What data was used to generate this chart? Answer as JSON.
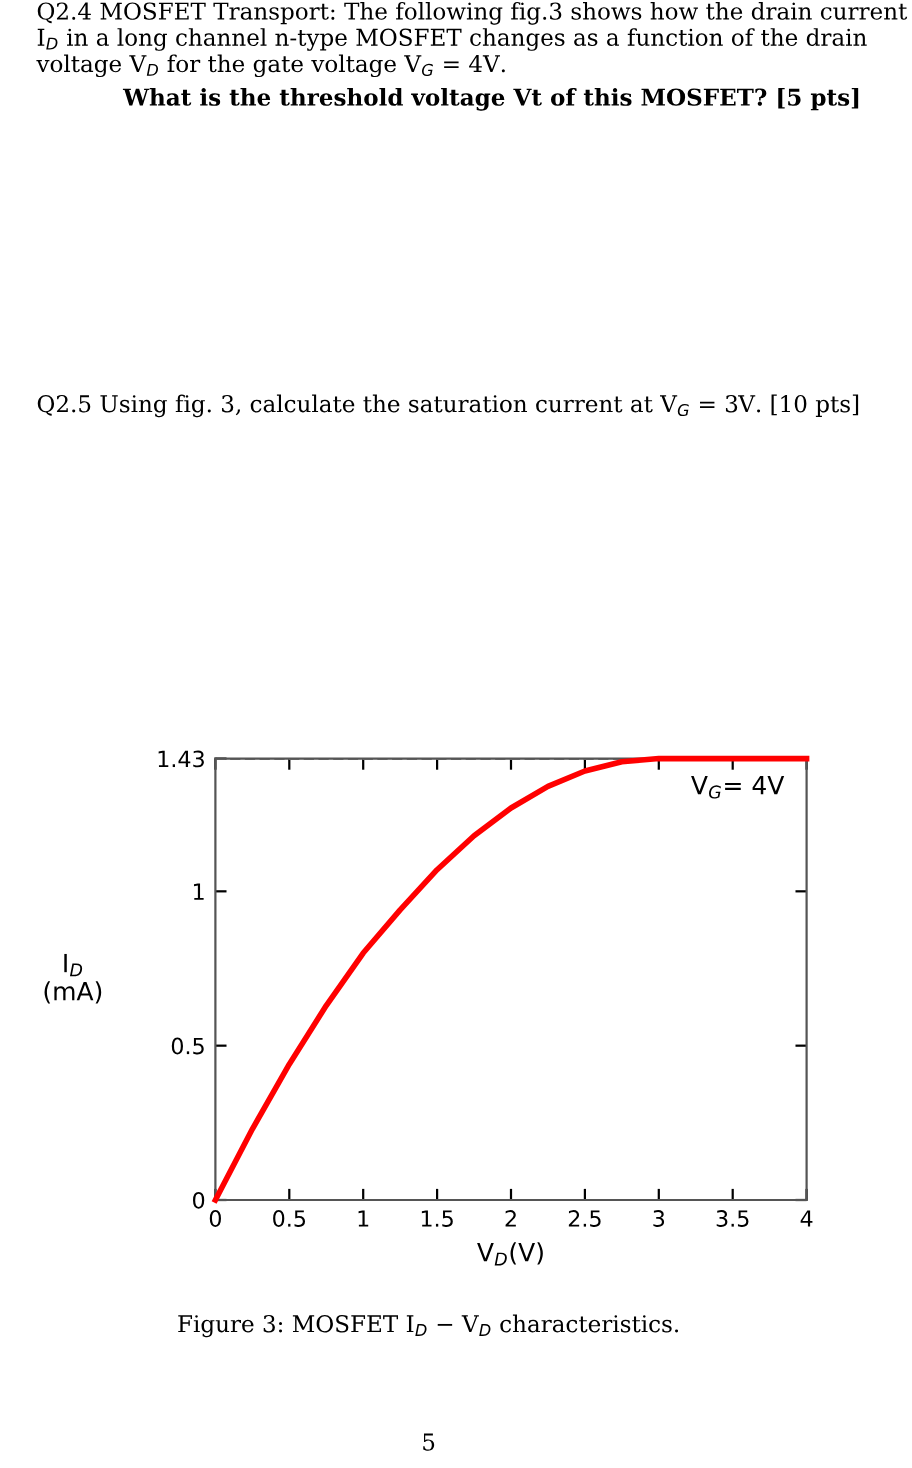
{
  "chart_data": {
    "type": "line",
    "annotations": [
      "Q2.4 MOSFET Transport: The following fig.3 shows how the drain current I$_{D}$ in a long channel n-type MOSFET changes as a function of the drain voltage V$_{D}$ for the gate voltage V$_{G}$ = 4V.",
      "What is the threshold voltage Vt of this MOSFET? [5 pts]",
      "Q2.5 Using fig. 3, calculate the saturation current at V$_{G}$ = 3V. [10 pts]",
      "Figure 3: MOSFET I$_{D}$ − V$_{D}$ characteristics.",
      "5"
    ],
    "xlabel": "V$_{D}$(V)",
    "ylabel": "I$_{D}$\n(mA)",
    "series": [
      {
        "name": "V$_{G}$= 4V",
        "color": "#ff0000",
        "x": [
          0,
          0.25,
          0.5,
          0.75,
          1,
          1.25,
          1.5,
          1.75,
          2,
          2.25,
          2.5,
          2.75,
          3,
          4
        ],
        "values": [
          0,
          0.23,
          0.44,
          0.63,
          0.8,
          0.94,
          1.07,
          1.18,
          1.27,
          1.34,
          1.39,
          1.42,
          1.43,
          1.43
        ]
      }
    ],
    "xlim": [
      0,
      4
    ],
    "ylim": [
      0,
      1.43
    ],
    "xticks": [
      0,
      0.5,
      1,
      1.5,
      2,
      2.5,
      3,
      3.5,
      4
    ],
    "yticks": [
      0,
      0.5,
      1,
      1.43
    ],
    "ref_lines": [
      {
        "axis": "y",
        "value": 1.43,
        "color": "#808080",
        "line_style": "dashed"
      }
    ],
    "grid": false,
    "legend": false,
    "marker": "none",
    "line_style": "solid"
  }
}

------------------------------------------------------------

→ Written exercise
Reproduce each line of the entries in which the word "voltage" is found.

→ Right answer
      "Q2.4 MOSFET Transport: The following fig.3 shows how the drain current I$_{D}$ in a long channel n-type MOSFET changes as a function of the drain voltage V$_{D}$ for the gate voltage V$_{G}$ = 4V.",
      "What is the threshold voltage Vt of this MOSFET? [5 pts]",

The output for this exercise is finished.